● OBJECTIF 1: Extrayez telles quelles les lignes des enregistrements, en partant de celle qui contient "1, 588, 18]" et en terminant par celle qui contient "1, 620, 18]", ces deux lignes comprises.

● TEXTE DE LA PAGE:
──────

VI. 1653. — Ici nous avons, toujours par Lagrange et Vinot, des nouvelles certaines de Molière. « Il vint à Lyon en 1653, et ce fut là qu’il exposa au public sa première comédie ; c’est celle de l’Étourdi. » D’où venait-il ? Nous n’en savons rien ; du dernier lieu sans doute où il avait trouvé à monter un théâtre, comme il faisait, ici et là, depuis sept ans. Mais ce qui rend son séjour à Lyon plus remarquable, ce qui fait que ses biographes discrets, mais intelligens, l’ont avec raison signalé, après avoir omis tous les autres, c’est que là, à l’âge de trente-un ans révolus, le comédien de campagne se déclara pour la première fois auteur dramatique. L’Étourdi, nous le connaissons, au moins par le texte qui en fut imprimé seulement dix ans après, en 1663. Pour ceux qui voudront, et cette tâche n’est pas la nôtre, étudier les développemens du génie de Molière, il faudra se rappeler que cet ouvrage n’est pas le début hâtif d’un jeune cerveau, mais l’essai réfléchi d’un talent qui a hésité long-temps à se produire. Du reste, et ceci regarde notre travail, il est impossible d’y rien découvrir qui ait trait aux mœurs du temps, aux événemens historiques, à la physionomie particulière d’une époque. La seule moquerie épisodique que l’on en puisse tirer ne s’adresse pas plus loin qu’aux officiers subalternes de justice, avec qui les comédiens de campagne avaient souvent affaire (acte IV, scène VII).

──────

● OBJECTIF 2: Dans l'extrait sur Molière, condensez le paragraphe commençant par « VI. 1653. — Ici nous avons » en une version plus courte qui en conserve les faits principaux.

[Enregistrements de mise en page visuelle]
──────

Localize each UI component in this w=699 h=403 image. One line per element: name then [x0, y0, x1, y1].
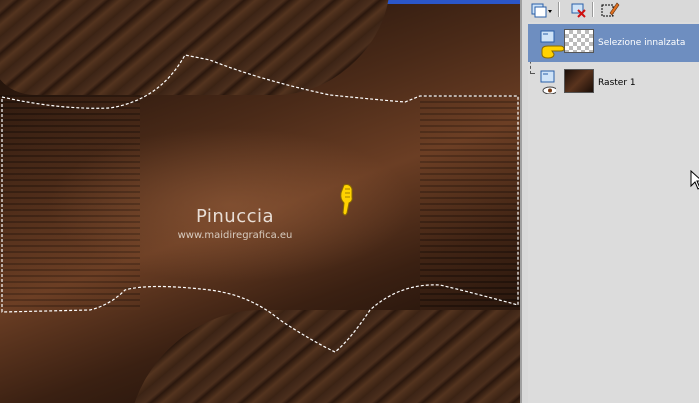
delete-layer-button[interactable]	[570, 1, 588, 18]
toolbar-separator	[558, 2, 560, 17]
watermark-url: www.maidiregrafica.eu	[177, 230, 293, 241]
pointing-hand-icon	[340, 184, 353, 216]
layer-row-selezione-innalzata[interactable]: Selezione innalzata	[528, 24, 699, 62]
layers-toolbar	[522, 0, 699, 20]
new-raster-layer-icon	[531, 3, 552, 18]
layer-thumbnail	[564, 69, 594, 93]
layers-list: Selezione innalzata Raster 1	[528, 22, 699, 403]
layer-row-raster-1[interactable]: Raster 1	[528, 64, 699, 102]
mouse-pointer-icon	[690, 170, 699, 190]
visibility-eye-icon[interactable]	[542, 86, 556, 94]
delete-layer-icon	[571, 3, 586, 18]
watermark-title: Pinuccia	[195, 206, 275, 227]
edit-selection-icon	[601, 2, 620, 17]
image-canvas[interactable]: Pinuccia www.maidiregrafica.eu	[0, 0, 520, 403]
layers-panel: Selezione innalzata Raster 1	[520, 0, 699, 403]
new-raster-layer-button[interactable]	[530, 1, 552, 18]
edit-selection-button[interactable]	[600, 1, 620, 18]
toolbar-separator	[592, 2, 594, 17]
layer-name: Raster 1	[598, 78, 636, 88]
layer-type-icon	[540, 70, 555, 83]
selection-marquee	[1, 54, 519, 353]
layer-name: Selezione innalzata	[598, 38, 686, 48]
layer-thumbnail	[564, 29, 594, 53]
pointing-hand-icon	[541, 45, 565, 59]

──────

● SOLUTION 1:
delete-layer-button[interactable]	[570, 1, 588, 18]
toolbar-separator	[558, 2, 560, 17]
watermark-url: www.maidiregrafica.eu	[177, 230, 293, 241]
pointing-hand-icon	[340, 184, 353, 216]
layer-row-selezione-innalzata[interactable]: Selezione innalzata	[528, 24, 699, 62]
layers-toolbar	[522, 0, 699, 20]
new-raster-layer-icon	[531, 3, 552, 18]
layer-thumbnail	[564, 69, 594, 93]
layers-list: Selezione innalzata Raster 1	[528, 22, 699, 403]
layer-row-raster-1[interactable]: Raster 1	[528, 64, 699, 102]
mouse-pointer-icon	[690, 170, 699, 190]
visibility-eye-icon[interactable]	[542, 86, 556, 94]
delete-layer-icon	[571, 3, 586, 18]
watermark-title: Pinuccia	[195, 206, 275, 227]
edit-selection-icon	[601, 2, 620, 17]
image-canvas[interactable]: Pinuccia www.maidiregrafica.eu	[0, 0, 520, 403]
layers-panel: Selezione innalzata Raster 1	[520, 0, 699, 403]
new-raster-layer-button[interactable]	[530, 1, 552, 18]
edit-selection-button[interactable]	[600, 1, 620, 18]

● SOLUTION 2: D'après Lagrange et Vinot, Molière vint à Lyon en 1653 et y présenta sa première comédie, l'Étourdi. On ignore d'où il venait ; depuis sept ans, il montait des théâtres çà et là. Ce séjour compte parce qu'à trente-un ans révolus, le comédien de campagne s'y déclara pour la première fois auteur dramatique. L'Étourdi n'est connu que par le texte imprimé en 1663. Ce n'est pas le début hâtif d'un jeune esprit, mais l'essai réfléchi d'un talent longtemps hésitant. La pièce ne révèle rien des mœurs, des événements ou de la physionomie de l'époque. Sa seule moquerie épisodique vise les officiers subalternes de justice, à qui les comédiens de campagne avaient souvent affaire (acte IV, scène VII).